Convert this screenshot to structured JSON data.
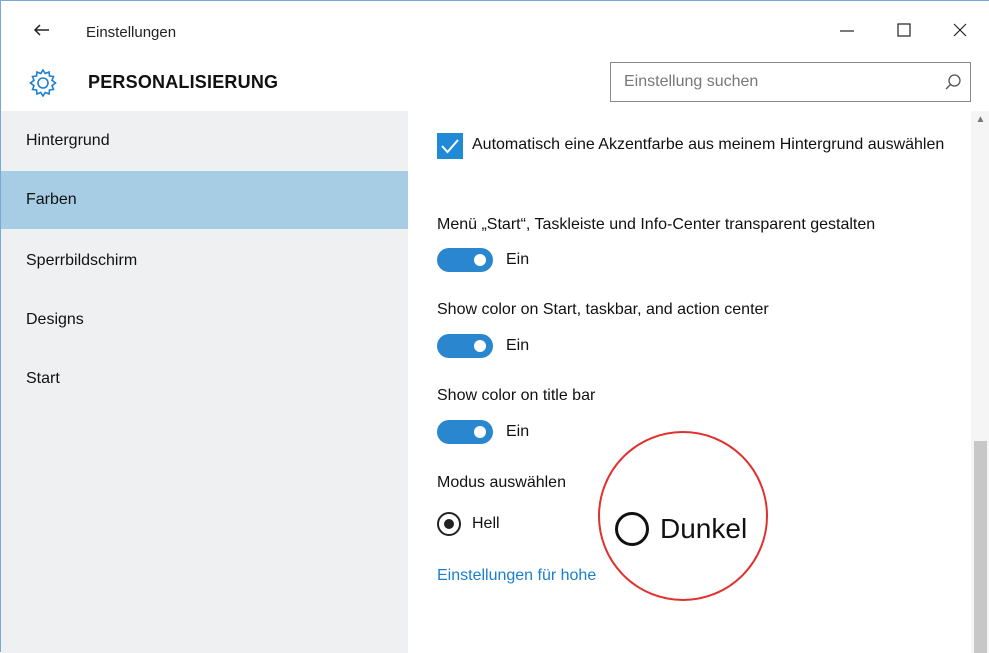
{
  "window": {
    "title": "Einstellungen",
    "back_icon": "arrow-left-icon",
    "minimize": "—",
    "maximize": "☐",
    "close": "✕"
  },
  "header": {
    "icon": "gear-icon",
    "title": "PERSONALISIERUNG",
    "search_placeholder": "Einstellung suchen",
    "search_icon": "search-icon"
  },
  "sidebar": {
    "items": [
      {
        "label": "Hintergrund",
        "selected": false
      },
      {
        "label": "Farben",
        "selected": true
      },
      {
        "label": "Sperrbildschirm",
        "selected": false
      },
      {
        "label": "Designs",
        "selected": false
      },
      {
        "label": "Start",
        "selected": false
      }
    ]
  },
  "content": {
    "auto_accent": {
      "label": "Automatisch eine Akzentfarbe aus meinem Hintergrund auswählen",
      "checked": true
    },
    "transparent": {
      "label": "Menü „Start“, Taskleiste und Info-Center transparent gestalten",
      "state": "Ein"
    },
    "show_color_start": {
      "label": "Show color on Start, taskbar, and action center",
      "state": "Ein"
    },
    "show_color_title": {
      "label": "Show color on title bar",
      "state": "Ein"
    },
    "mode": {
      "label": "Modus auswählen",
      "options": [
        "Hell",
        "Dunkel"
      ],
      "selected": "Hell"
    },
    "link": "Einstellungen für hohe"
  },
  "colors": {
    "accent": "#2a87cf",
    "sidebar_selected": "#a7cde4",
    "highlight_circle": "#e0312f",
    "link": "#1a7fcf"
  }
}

==================================================

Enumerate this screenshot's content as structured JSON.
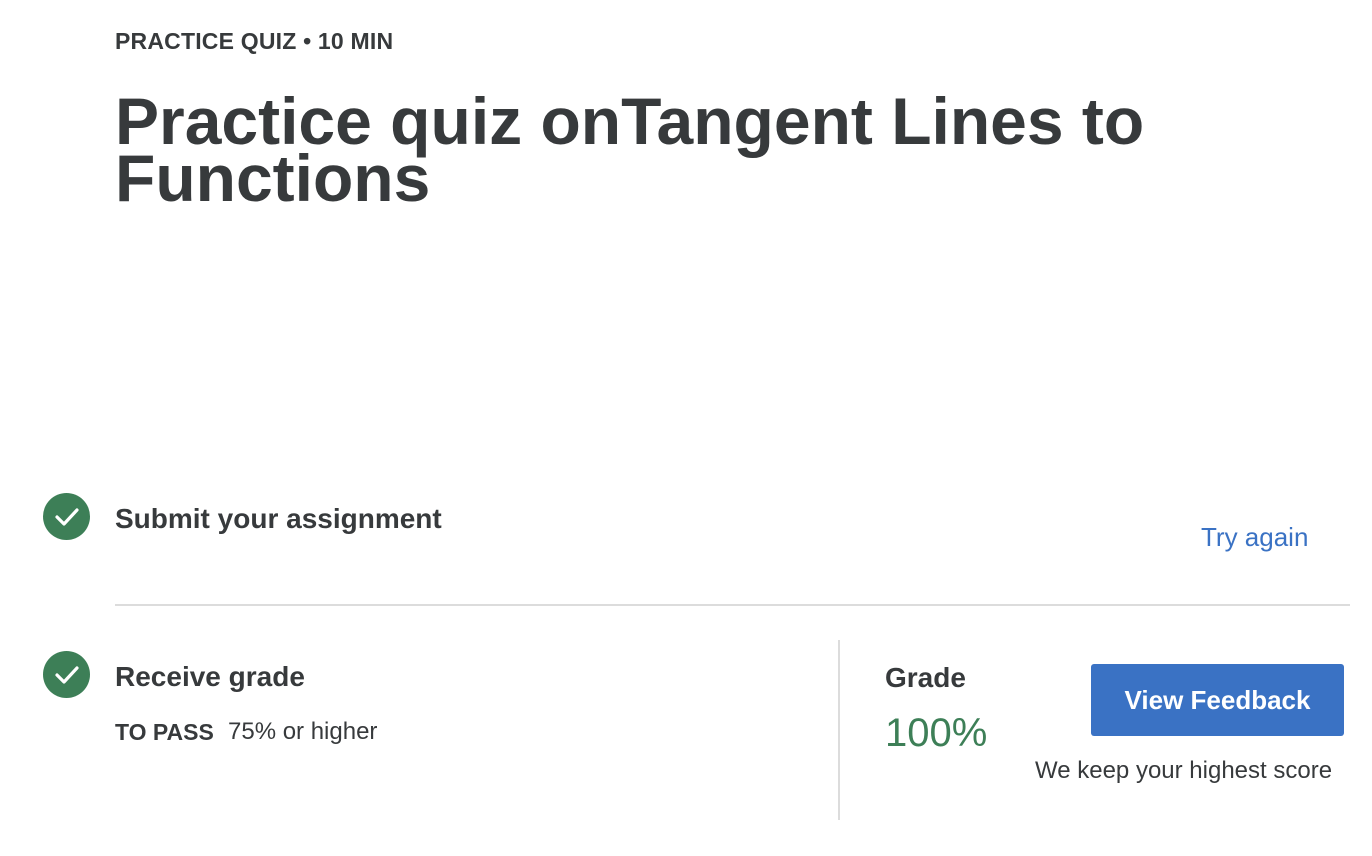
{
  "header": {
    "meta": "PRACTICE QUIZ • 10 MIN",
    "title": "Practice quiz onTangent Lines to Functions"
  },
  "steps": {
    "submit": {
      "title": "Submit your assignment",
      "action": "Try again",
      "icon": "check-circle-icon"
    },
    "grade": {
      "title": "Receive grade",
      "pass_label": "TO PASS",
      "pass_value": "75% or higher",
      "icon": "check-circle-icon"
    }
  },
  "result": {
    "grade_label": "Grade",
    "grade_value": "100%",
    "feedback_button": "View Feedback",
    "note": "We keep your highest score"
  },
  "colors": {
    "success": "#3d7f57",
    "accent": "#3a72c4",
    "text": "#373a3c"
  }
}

==================================================

Given problem
Looking back at the lines above, state how many contain the word "transparent", and supply nothing besides the number.

Finished answer
2